TASK PROMPT. Go through each line of the records below and count those with the word "ylabel"; give only the total.

(Figure record extracts)
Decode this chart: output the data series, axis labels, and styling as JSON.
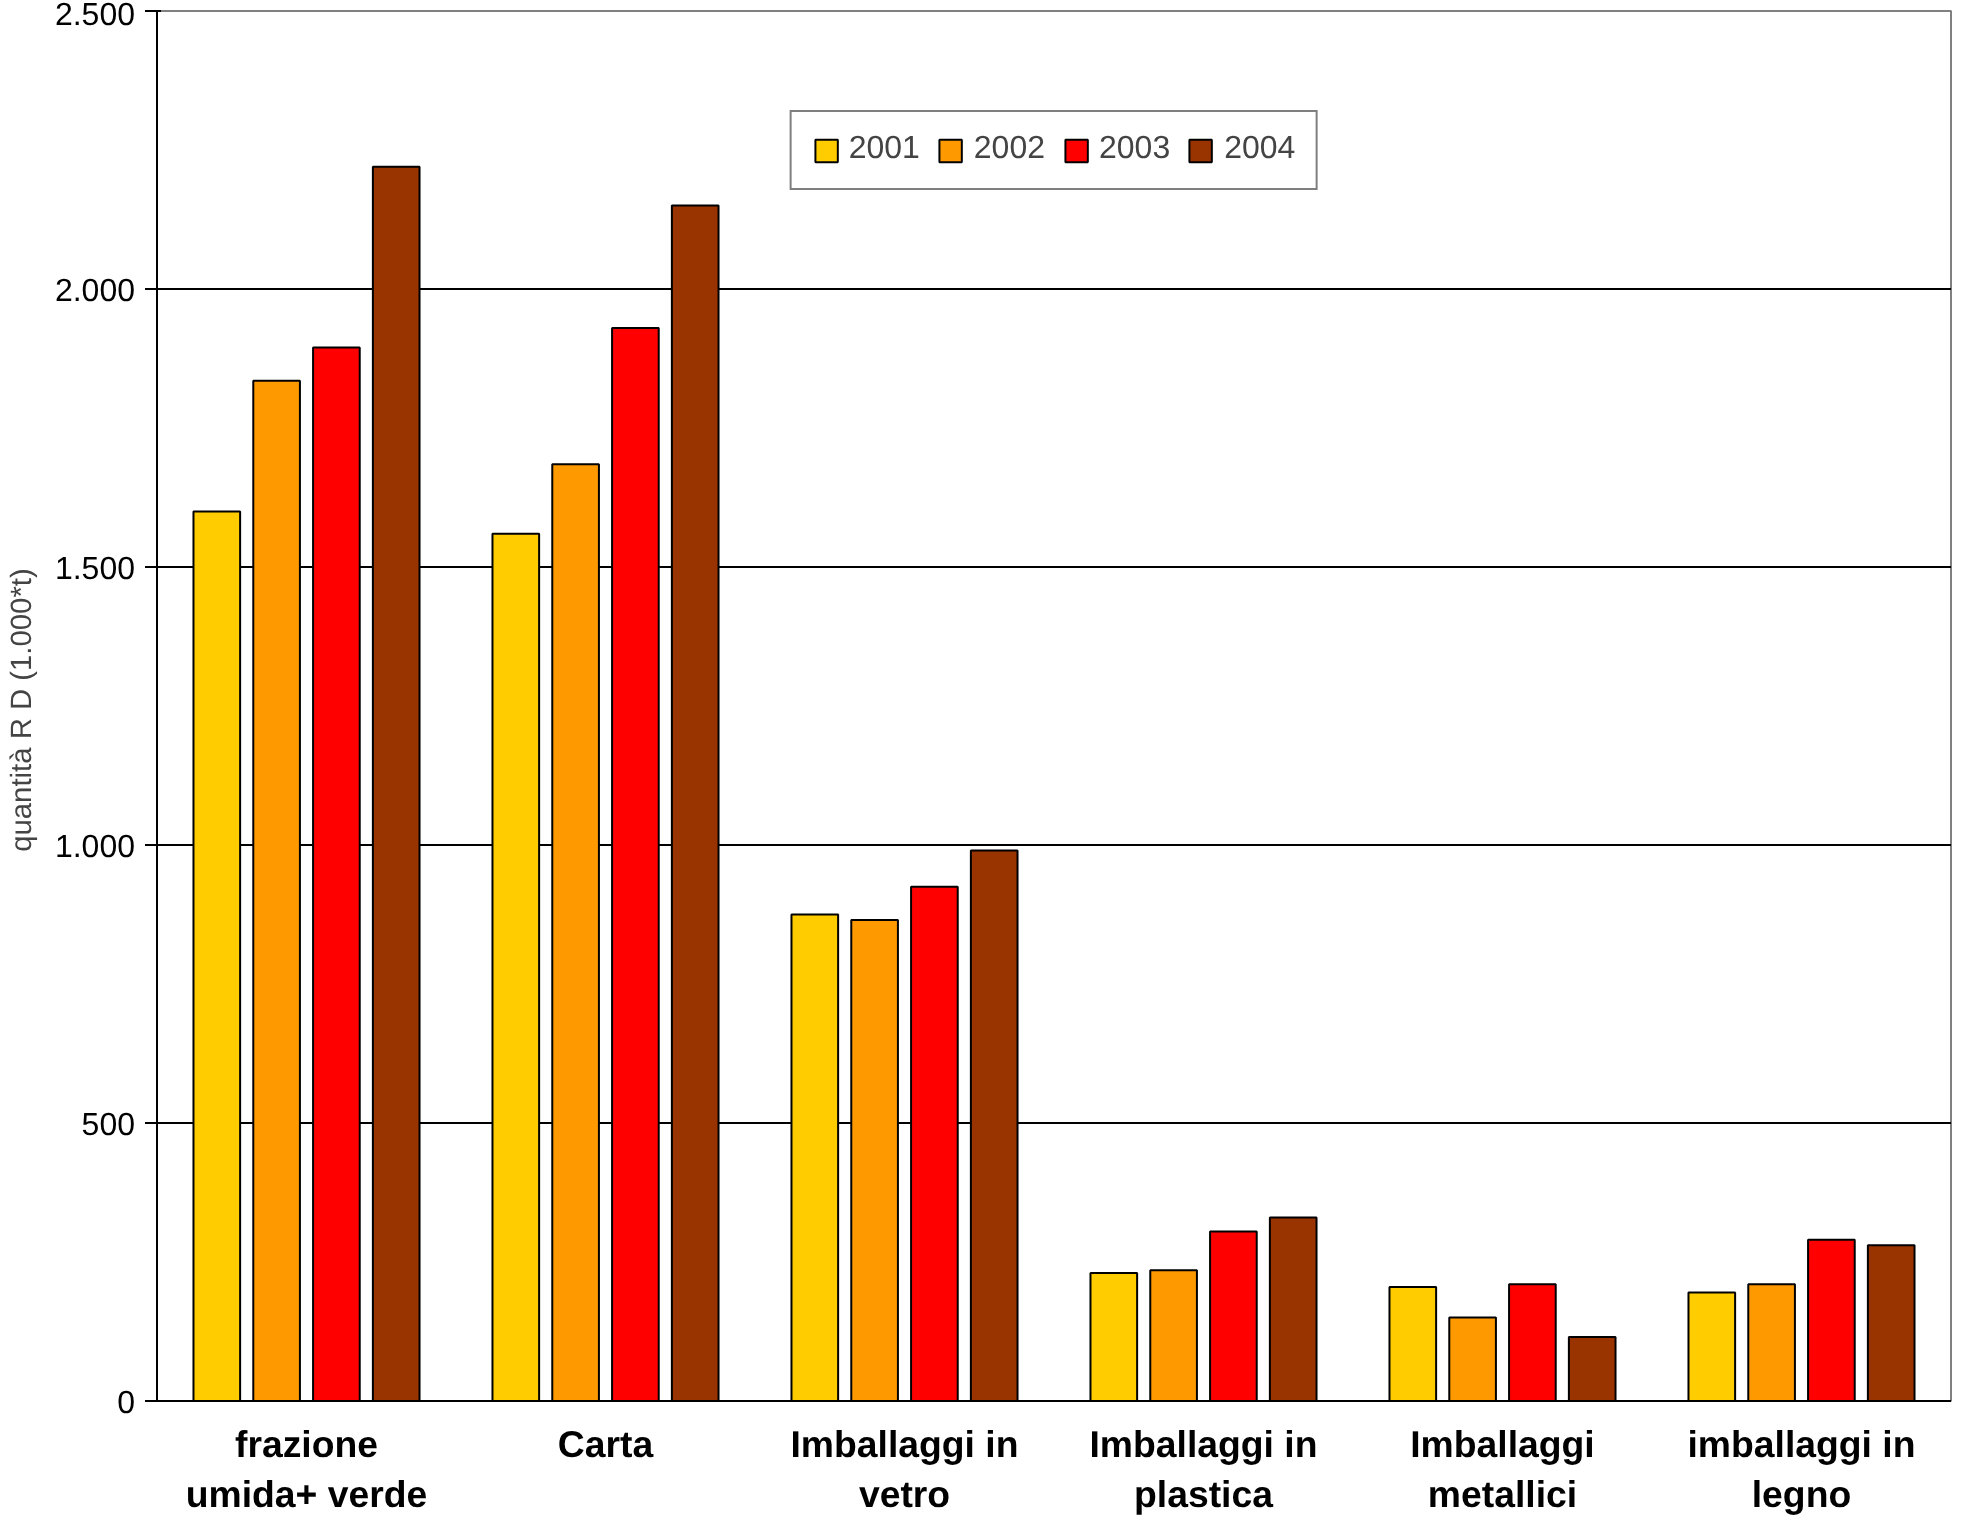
{
  "chart_data": {
    "type": "bar",
    "ylabel": "quantità R D  (1.000*t)",
    "categories": [
      "frazione umida+ verde",
      "Carta",
      "Imballaggi in vetro",
      "Imballaggi in plastica",
      "Imballaggi metallici",
      "imballaggi in legno"
    ],
    "series": [
      {
        "name": "2001",
        "color": "#ffcc00",
        "values": [
          1600,
          1560,
          875,
          230,
          205,
          195
        ]
      },
      {
        "name": "2002",
        "color": "#ff9900",
        "values": [
          1835,
          1685,
          865,
          235,
          150,
          210
        ]
      },
      {
        "name": "2003",
        "color": "#ff0000",
        "values": [
          1895,
          1930,
          925,
          305,
          210,
          290
        ]
      },
      {
        "name": "2004",
        "color": "#993300",
        "values": [
          2220,
          2150,
          990,
          330,
          115,
          280
        ]
      }
    ],
    "ylim": [
      0,
      2500
    ],
    "yticks": [
      0,
      {
        "value": 500,
        "label": "500"
      },
      {
        "value": 1000,
        "label": "1.000"
      },
      {
        "value": 1500,
        "label": "1.500"
      },
      {
        "value": 2000,
        "label": "2.000"
      },
      {
        "value": 2500,
        "label": "2.500"
      }
    ],
    "grid": "y",
    "legend": "top"
  }
}
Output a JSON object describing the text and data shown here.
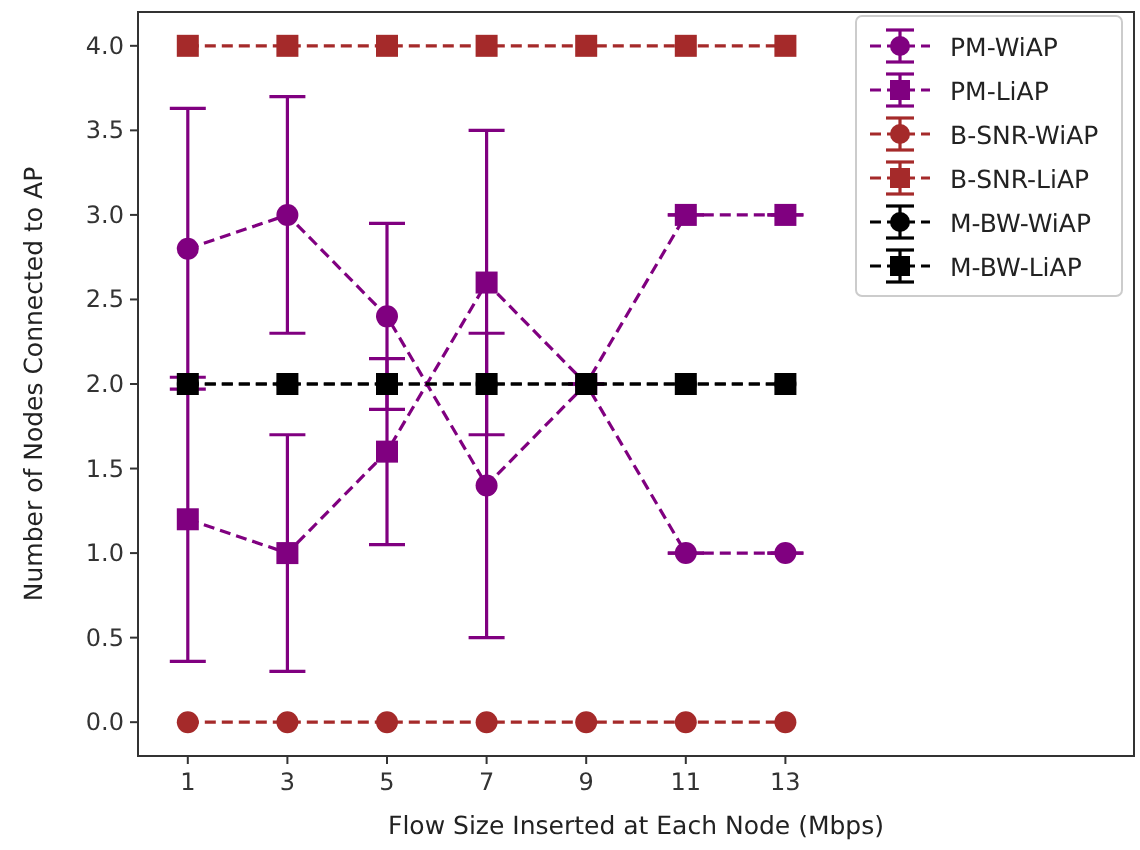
{
  "chart_data": {
    "type": "line",
    "xlabel": "Flow Size Inserted at Each Node (Mbps)",
    "ylabel": "Number of Nodes Connected to AP",
    "x": [
      1,
      3,
      5,
      7,
      9,
      11,
      13
    ],
    "xlim": [
      0,
      20
    ],
    "xticks": [
      1,
      3,
      5,
      7,
      9,
      11,
      13
    ],
    "ylim": [
      -0.2,
      4.2
    ],
    "yticks": [
      {
        "value": 0,
        "label": "0.0"
      },
      {
        "value": 0.5,
        "label": "0.5"
      },
      {
        "value": 1,
        "label": "1.0"
      },
      {
        "value": 1.5,
        "label": "1.5"
      },
      {
        "value": 2,
        "label": "2.0"
      },
      {
        "value": 2.5,
        "label": "2.5"
      },
      {
        "value": 3,
        "label": "3.0"
      },
      {
        "value": 3.5,
        "label": "3.5"
      },
      {
        "value": 4,
        "label": "4.0"
      }
    ],
    "line_style": "dashed",
    "legend": "top right",
    "grid": false,
    "series": [
      {
        "name": "PM-WiAP",
        "color": "#800080",
        "marker": "circle",
        "values": [
          2.8,
          3.0,
          2.4,
          1.4,
          2.0,
          1.0,
          1.0
        ],
        "errors": [
          0.83,
          0.7,
          0.55,
          0.9,
          0,
          0,
          0
        ]
      },
      {
        "name": "PM-LiAP",
        "color": "#800080",
        "marker": "square",
        "values": [
          1.2,
          1.0,
          1.6,
          2.6,
          2.0,
          3.0,
          3.0
        ],
        "errors": [
          0.84,
          0.7,
          0.55,
          0.9,
          0,
          0,
          0
        ]
      },
      {
        "name": "B-SNR-WiAP",
        "color": "#a52a2a",
        "marker": "circle",
        "values": [
          0,
          0,
          0,
          0,
          0,
          0,
          0
        ]
      },
      {
        "name": "B-SNR-LiAP",
        "color": "#a52a2a",
        "marker": "square",
        "values": [
          4,
          4,
          4,
          4,
          4,
          4,
          4
        ]
      },
      {
        "name": "M-BW-WiAP",
        "color": "#000000",
        "marker": "circle",
        "values": [
          2,
          2,
          2,
          2,
          2,
          2,
          2
        ]
      },
      {
        "name": "M-BW-LiAP",
        "color": "#000000",
        "marker": "square",
        "values": [
          2,
          2,
          2,
          2,
          2,
          2,
          2
        ]
      }
    ]
  }
}
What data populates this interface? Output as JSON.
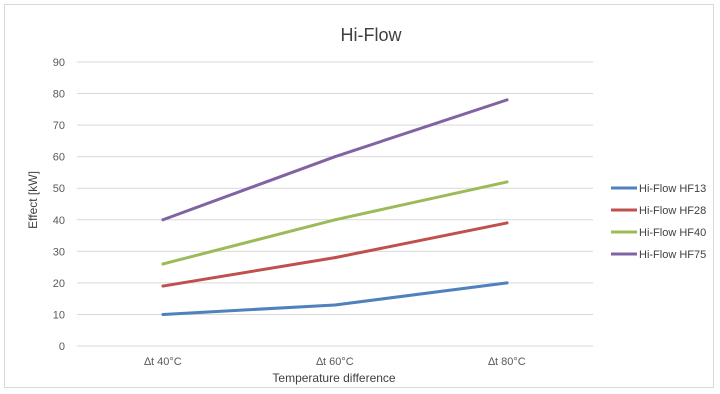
{
  "chart_data": {
    "type": "line",
    "title": "Hi-Flow",
    "xlabel": "Temperature difference",
    "ylabel": "Effect  [kW]",
    "categories": [
      "∆t 40°C",
      "∆t 60°C",
      "∆t 80°C"
    ],
    "ylim": [
      0,
      90
    ],
    "yticks": [
      0,
      10,
      20,
      30,
      40,
      50,
      60,
      70,
      80,
      90
    ],
    "grid": true,
    "legend_position": "right",
    "series": [
      {
        "name": "Hi-Flow HF13",
        "color": "#4f81bd",
        "values": [
          10,
          13,
          20
        ]
      },
      {
        "name": "Hi-Flow HF28",
        "color": "#c0504d",
        "values": [
          19,
          28,
          39
        ]
      },
      {
        "name": "Hi-Flow HF40",
        "color": "#9bbb59",
        "values": [
          26,
          40,
          52
        ]
      },
      {
        "name": "Hi-Flow HF75",
        "color": "#8064a2",
        "values": [
          40,
          60,
          78
        ]
      }
    ]
  }
}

FINAL RESULT. 3